# SUPPLIED PASSAGE
= Beginning of Section =

Microsoft: don’t blame us for space-wasting Windows 8 apps

Microsoft insists its developer guidelines aren’t to blame for the many Windows 8 apps that fail to take full advantage of the available screen space.

A common criticism of Windows Store apps is that they put relatively little information on screen, especially on larger desktop displays. The official Twitter app, for example, only displays a single timeline column, even when viewed in full screen on a Full HD desktop display, leaving lots of blank space to either side. By contrast, browser-based clients such as TweetDeck and HootSuite display several columns simultaneously, making it much easier to keep an eye on mentions, retweets and direct messages.

Likewise, Microsoft’s own News app often leaves swathes of blank space around stories, while the People app only displays two rows of updates from social networks, irrespective of the depth of the screen.

People

Microsoft insists its style guidelines don’t favour small-screen tablet apps at the expense of the desktop, but admits that Windows Store apps tend to work better on tablets. “When you get to large screens the experience could be better,” Chaitanya Sareen, principal program manager lead on Windows, told PC Pro.

= End of Section =

# THINGS TO DO
a – In the article on Windows 8 apps, how many rows of social network updates does the People app display?
b – Duplicate the passage in the Windows 8 apps article from "A common criticism" up to and including "and direct messages.".
The material comes from a separate source unrelated to this article.

# DATASET RECORDS

= Beginning of Section =

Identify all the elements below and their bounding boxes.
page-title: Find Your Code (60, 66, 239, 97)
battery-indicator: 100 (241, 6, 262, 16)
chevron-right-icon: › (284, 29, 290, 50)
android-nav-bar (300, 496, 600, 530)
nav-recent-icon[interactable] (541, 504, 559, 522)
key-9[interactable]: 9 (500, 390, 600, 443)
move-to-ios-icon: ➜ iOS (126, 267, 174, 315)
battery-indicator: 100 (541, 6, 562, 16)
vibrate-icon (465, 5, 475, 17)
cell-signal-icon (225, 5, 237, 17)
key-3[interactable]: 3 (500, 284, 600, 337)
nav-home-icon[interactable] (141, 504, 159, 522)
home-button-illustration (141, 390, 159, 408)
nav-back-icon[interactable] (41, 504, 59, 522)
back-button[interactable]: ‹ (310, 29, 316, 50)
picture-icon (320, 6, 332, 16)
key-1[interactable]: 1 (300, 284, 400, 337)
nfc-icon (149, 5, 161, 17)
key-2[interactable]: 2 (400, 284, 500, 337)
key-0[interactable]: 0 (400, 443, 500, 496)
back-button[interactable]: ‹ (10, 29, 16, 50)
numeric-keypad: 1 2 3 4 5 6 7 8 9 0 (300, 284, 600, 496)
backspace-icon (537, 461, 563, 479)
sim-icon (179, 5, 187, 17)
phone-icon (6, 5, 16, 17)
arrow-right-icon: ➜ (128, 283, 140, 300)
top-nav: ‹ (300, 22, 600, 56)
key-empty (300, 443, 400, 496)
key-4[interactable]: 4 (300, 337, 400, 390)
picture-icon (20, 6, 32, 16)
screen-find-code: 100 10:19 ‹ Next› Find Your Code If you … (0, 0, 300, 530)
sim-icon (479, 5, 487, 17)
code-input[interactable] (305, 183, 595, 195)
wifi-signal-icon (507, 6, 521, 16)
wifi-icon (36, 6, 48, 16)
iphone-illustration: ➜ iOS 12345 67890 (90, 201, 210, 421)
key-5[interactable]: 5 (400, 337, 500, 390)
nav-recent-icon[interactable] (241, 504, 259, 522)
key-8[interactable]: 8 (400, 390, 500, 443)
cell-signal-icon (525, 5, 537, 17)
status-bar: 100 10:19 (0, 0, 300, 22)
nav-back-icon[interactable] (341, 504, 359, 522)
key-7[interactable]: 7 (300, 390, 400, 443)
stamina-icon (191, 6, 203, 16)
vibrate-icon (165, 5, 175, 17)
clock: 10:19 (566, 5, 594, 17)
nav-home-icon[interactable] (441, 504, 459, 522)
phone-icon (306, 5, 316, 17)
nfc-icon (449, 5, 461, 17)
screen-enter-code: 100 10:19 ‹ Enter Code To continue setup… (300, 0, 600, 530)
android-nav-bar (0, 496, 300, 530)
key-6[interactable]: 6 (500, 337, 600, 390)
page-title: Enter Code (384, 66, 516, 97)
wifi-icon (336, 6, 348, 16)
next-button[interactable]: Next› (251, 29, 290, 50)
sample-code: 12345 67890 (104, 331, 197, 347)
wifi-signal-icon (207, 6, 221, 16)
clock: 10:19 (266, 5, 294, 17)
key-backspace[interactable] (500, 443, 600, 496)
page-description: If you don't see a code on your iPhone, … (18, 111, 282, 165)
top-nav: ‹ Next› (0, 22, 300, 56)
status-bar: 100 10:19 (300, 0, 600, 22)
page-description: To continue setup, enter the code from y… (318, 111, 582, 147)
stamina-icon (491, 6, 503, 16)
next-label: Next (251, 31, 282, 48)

= End of Section =

# ANSWERS BELOW
a – Two rows, irrespective of the depth of the screen.

b –
A common criticism of Windows Store apps is that they put relatively little information on screen, especially on larger desktop displays. The official Twitter app, for example, only displays a single timeline column, even when viewed in full screen on a Full HD desktop display, leaving lots of blank space to either side. By contrast, browser-based clients such as TweetDeck and HootSuite display several columns simultaneously, making it much easier to keep an eye on mentions, retweets and direct messages.